> **Passage**
# Weight of a radial arm saw



## deweys (Jun 18, 2010)

I'm about to buy and older Delta model 10 33-990 arm saw from someone. I haven't seen it yet, and I have to travel a bit to get the saw. Can anyone guess what this thing might weigh?

The newer model 10's weigh 194 pounds but we all know things seems to get lighter as we progress... 

I've attached a full size view of the saw. Thanks guys!


----------



## mdntrdr (Dec 22, 2009)

It probably weighs everybit of that. :yes:

But will detatch from the stand, making it easier to manage.


----------



## woodnthings (Jan 24, 2009)

*Deweys*

I have carried and moved more radial arm saws than I ever thought. I even gave one away twice and I still have it!
I have 2 - 12 inchers and a few 10's. They are heavy, but if you can break them down into table, base, saw arm and yoke they aren't so bad. 2 people can manage an assembled one even up stairs. If it's a matter of transporting one, I'd remove the legs and wood from the base and slide the yoke off the end of the arm, if possible. I've seen fully assembeld ones on trailers frequently. As far as a mobile base, any of the bases with a load of 200 lbs will work, locking casters are a must. Hope that helps,  bill
OMT If you use a hand truck from the rear make certain the yoke is locked at the rearmost position and will not slide forward throwing the weight forward with a thump followed by a "crash"!


----------



## deweys (Jun 18, 2010)

Thanks for the info folks, I'll be making the journey to get this monster tomorrow with a friend assisting. $125 for a this saw is a pretty good deal I think.


----------



## cabinetman (Jul 5, 2007)

However you plan on transporting this saw, I recommend securing it down with ropes or ratcheting tie-downs. It may seem secure tucked in a pick-up bed, but traffic can create load shifts that can be dangerous.












 





.
.


----------



## deweys (Jun 18, 2010)

cabinetman said:


> However you plan on transporting this saw, I recommend securing it down with ropes or ratcheting tie-downs. It may seem secure tucked in a pick-up bed, but traffic can create load shifts that can be dangerous.
> .


Completely agree, I actually have a habit of going overboard with the cargo straps. Better to have too many straps I say.


----------



## Mr Mac (May 31, 2010)

When I brought mine home we wheeled it out to the truck (with the yoke locked to the rear) and then nestled it up against the truck bed with two 2x4s against the back of the saw. I then lifted the saw base from the front allowing the saw to tip backwards (being top heavy sure makes it easy) and then slid it into the truck on the 2x4s. I did it all by myself and took it out the same way (well, reversed).

While I didn't stop to weigh it, I know it was pretty heavy...


----------

> **Tasks to carry out**
(1) According to the radial arm saw thread, how much do the newer model 10 saws weigh?
(2) In the radial arm saw thread, transcribe everything from "The newer model" down to "saw. Thanks guys!".
The lines after this point have no connection to the radial arm saw thread.

> **Source data**
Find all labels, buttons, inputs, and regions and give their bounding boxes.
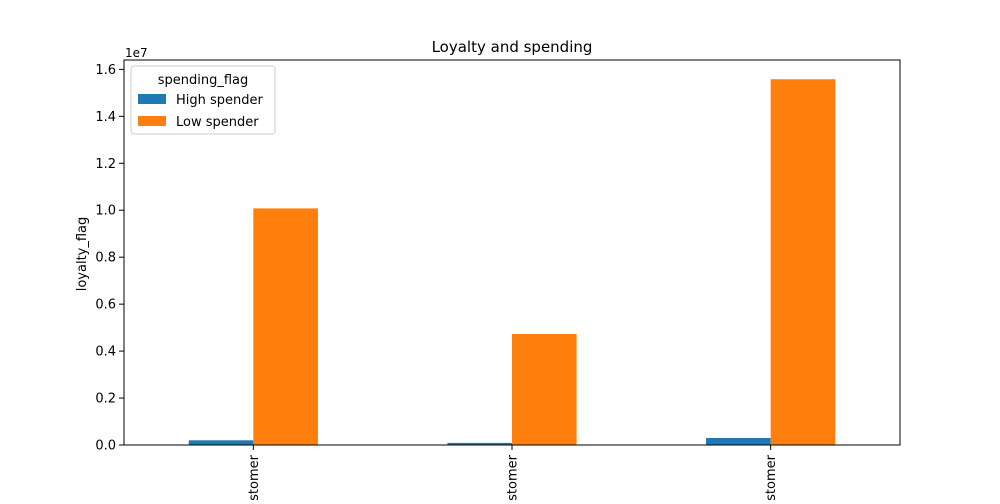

> **Written answers**
(1) 194 pounds

(2)
The newer model 10's weigh 194 pounds but we all know things seems to get lighter as we progress... 

I've attached a full size view of the saw. Thanks guys!